**TO DO**.
Write every record out again exactly, and keep images out of it.

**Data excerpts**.
###

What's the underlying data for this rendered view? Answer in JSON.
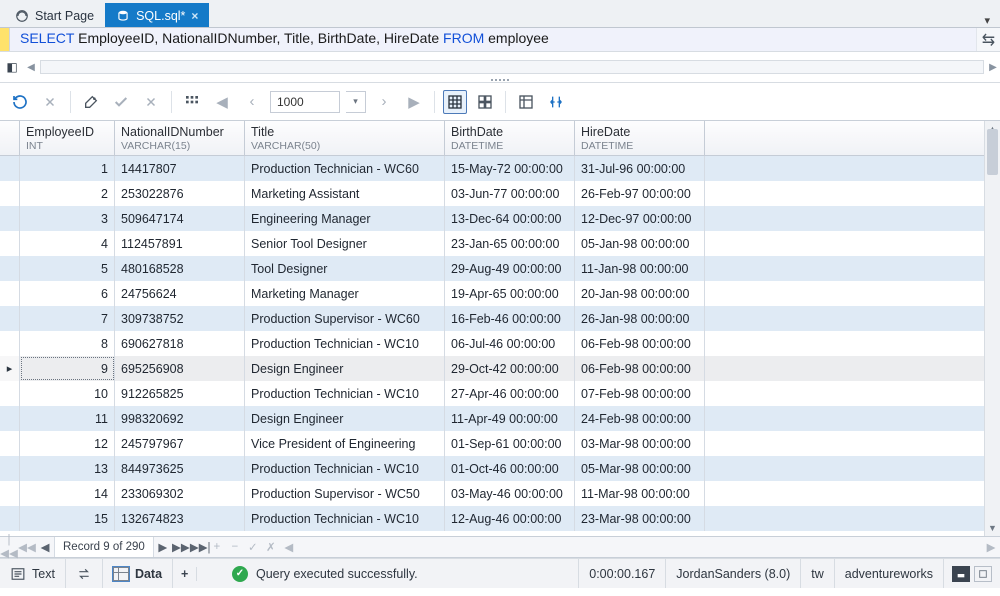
{
  "tabs": {
    "start": "Start Page",
    "file": "SQL.sql*",
    "close": "×"
  },
  "sql": {
    "select": "SELECT",
    "from": "FROM",
    "body": " EmployeeID, NationalIDNumber, Title, BirthDate, HireDate ",
    "table": " employee"
  },
  "toolbar": {
    "page_size": "1000"
  },
  "columns": [
    {
      "name": "EmployeeID",
      "type": "INT"
    },
    {
      "name": "NationalIDNumber",
      "type": "VARCHAR(15)"
    },
    {
      "name": "Title",
      "type": "VARCHAR(50)"
    },
    {
      "name": "BirthDate",
      "type": "DATETIME"
    },
    {
      "name": "HireDate",
      "type": "DATETIME"
    }
  ],
  "rows": [
    {
      "id": "1",
      "nid": "14417807",
      "title": "Production Technician - WC60",
      "birth": "15-May-72 00:00:00",
      "hire": "31-Jul-96 00:00:00"
    },
    {
      "id": "2",
      "nid": "253022876",
      "title": "Marketing Assistant",
      "birth": "03-Jun-77 00:00:00",
      "hire": "26-Feb-97 00:00:00"
    },
    {
      "id": "3",
      "nid": "509647174",
      "title": "Engineering Manager",
      "birth": "13-Dec-64 00:00:00",
      "hire": "12-Dec-97 00:00:00"
    },
    {
      "id": "4",
      "nid": "112457891",
      "title": "Senior Tool Designer",
      "birth": "23-Jan-65 00:00:00",
      "hire": "05-Jan-98 00:00:00"
    },
    {
      "id": "5",
      "nid": "480168528",
      "title": "Tool Designer",
      "birth": "29-Aug-49 00:00:00",
      "hire": "11-Jan-98 00:00:00"
    },
    {
      "id": "6",
      "nid": "24756624",
      "title": "Marketing Manager",
      "birth": "19-Apr-65 00:00:00",
      "hire": "20-Jan-98 00:00:00"
    },
    {
      "id": "7",
      "nid": "309738752",
      "title": "Production Supervisor - WC60",
      "birth": "16-Feb-46 00:00:00",
      "hire": "26-Jan-98 00:00:00"
    },
    {
      "id": "8",
      "nid": "690627818",
      "title": "Production Technician - WC10",
      "birth": "06-Jul-46 00:00:00",
      "hire": "06-Feb-98 00:00:00"
    },
    {
      "id": "9",
      "nid": "695256908",
      "title": "Design Engineer",
      "birth": "29-Oct-42 00:00:00",
      "hire": "06-Feb-98 00:00:00"
    },
    {
      "id": "10",
      "nid": "912265825",
      "title": "Production Technician - WC10",
      "birth": "27-Apr-46 00:00:00",
      "hire": "07-Feb-98 00:00:00"
    },
    {
      "id": "11",
      "nid": "998320692",
      "title": "Design Engineer",
      "birth": "11-Apr-49 00:00:00",
      "hire": "24-Feb-98 00:00:00"
    },
    {
      "id": "12",
      "nid": "245797967",
      "title": "Vice President of Engineering",
      "birth": "01-Sep-61 00:00:00",
      "hire": "03-Mar-98 00:00:00"
    },
    {
      "id": "13",
      "nid": "844973625",
      "title": "Production Technician - WC10",
      "birth": "01-Oct-46 00:00:00",
      "hire": "05-Mar-98 00:00:00"
    },
    {
      "id": "14",
      "nid": "233069302",
      "title": "Production Supervisor - WC50",
      "birth": "03-May-46 00:00:00",
      "hire": "11-Mar-98 00:00:00"
    },
    {
      "id": "15",
      "nid": "132674823",
      "title": "Production Technician - WC10",
      "birth": "12-Aug-46 00:00:00",
      "hire": "23-Mar-98 00:00:00"
    }
  ],
  "selected_row_index": 8,
  "nav": {
    "record": "Record 9 of 290"
  },
  "footer": {
    "text_tab": "Text",
    "data_tab": "Data",
    "message": "Query executed successfully.",
    "elapsed": "0:00:00.167",
    "user": "JordanSanders (8.0)",
    "schema": "tw",
    "db": "adventureworks"
  }
}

###

**OUTPUT OF THE TASK**.
What's the underlying data for this rendered view? Answer in JSON.
{
  "tabs": {
    "start": "Start Page",
    "file": "SQL.sql*",
    "close": "×"
  },
  "sql": {
    "select": "SELECT",
    "from": "FROM",
    "body": " EmployeeID, NationalIDNumber, Title, BirthDate, HireDate ",
    "table": " employee"
  },
  "toolbar": {
    "page_size": "1000"
  },
  "columns": [
    {
      "name": "EmployeeID",
      "type": "INT"
    },
    {
      "name": "NationalIDNumber",
      "type": "VARCHAR(15)"
    },
    {
      "name": "Title",
      "type": "VARCHAR(50)"
    },
    {
      "name": "BirthDate",
      "type": "DATETIME"
    },
    {
      "name": "HireDate",
      "type": "DATETIME"
    }
  ],
  "rows": [
    {
      "id": "1",
      "nid": "14417807",
      "title": "Production Technician - WC60",
      "birth": "15-May-72 00:00:00",
      "hire": "31-Jul-96 00:00:00"
    },
    {
      "id": "2",
      "nid": "253022876",
      "title": "Marketing Assistant",
      "birth": "03-Jun-77 00:00:00",
      "hire": "26-Feb-97 00:00:00"
    },
    {
      "id": "3",
      "nid": "509647174",
      "title": "Engineering Manager",
      "birth": "13-Dec-64 00:00:00",
      "hire": "12-Dec-97 00:00:00"
    },
    {
      "id": "4",
      "nid": "112457891",
      "title": "Senior Tool Designer",
      "birth": "23-Jan-65 00:00:00",
      "hire": "05-Jan-98 00:00:00"
    },
    {
      "id": "5",
      "nid": "480168528",
      "title": "Tool Designer",
      "birth": "29-Aug-49 00:00:00",
      "hire": "11-Jan-98 00:00:00"
    },
    {
      "id": "6",
      "nid": "24756624",
      "title": "Marketing Manager",
      "birth": "19-Apr-65 00:00:00",
      "hire": "20-Jan-98 00:00:00"
    },
    {
      "id": "7",
      "nid": "309738752",
      "title": "Production Supervisor - WC60",
      "birth": "16-Feb-46 00:00:00",
      "hire": "26-Jan-98 00:00:00"
    },
    {
      "id": "8",
      "nid": "690627818",
      "title": "Production Technician - WC10",
      "birth": "06-Jul-46 00:00:00",
      "hire": "06-Feb-98 00:00:00"
    },
    {
      "id": "9",
      "nid": "695256908",
      "title": "Design Engineer",
      "birth": "29-Oct-42 00:00:00",
      "hire": "06-Feb-98 00:00:00"
    },
    {
      "id": "10",
      "nid": "912265825",
      "title": "Production Technician - WC10",
      "birth": "27-Apr-46 00:00:00",
      "hire": "07-Feb-98 00:00:00"
    },
    {
      "id": "11",
      "nid": "998320692",
      "title": "Design Engineer",
      "birth": "11-Apr-49 00:00:00",
      "hire": "24-Feb-98 00:00:00"
    },
    {
      "id": "12",
      "nid": "245797967",
      "title": "Vice President of Engineering",
      "birth": "01-Sep-61 00:00:00",
      "hire": "03-Mar-98 00:00:00"
    },
    {
      "id": "13",
      "nid": "844973625",
      "title": "Production Technician - WC10",
      "birth": "01-Oct-46 00:00:00",
      "hire": "05-Mar-98 00:00:00"
    },
    {
      "id": "14",
      "nid": "233069302",
      "title": "Production Supervisor - WC50",
      "birth": "03-May-46 00:00:00",
      "hire": "11-Mar-98 00:00:00"
    },
    {
      "id": "15",
      "nid": "132674823",
      "title": "Production Technician - WC10",
      "birth": "12-Aug-46 00:00:00",
      "hire": "23-Mar-98 00:00:00"
    }
  ],
  "selected_row_index": 8,
  "nav": {
    "record": "Record 9 of 290"
  },
  "footer": {
    "text_tab": "Text",
    "data_tab": "Data",
    "message": "Query executed successfully.",
    "elapsed": "0:00:00.167",
    "user": "JordanSanders (8.0)",
    "schema": "tw",
    "db": "adventureworks"
  }
}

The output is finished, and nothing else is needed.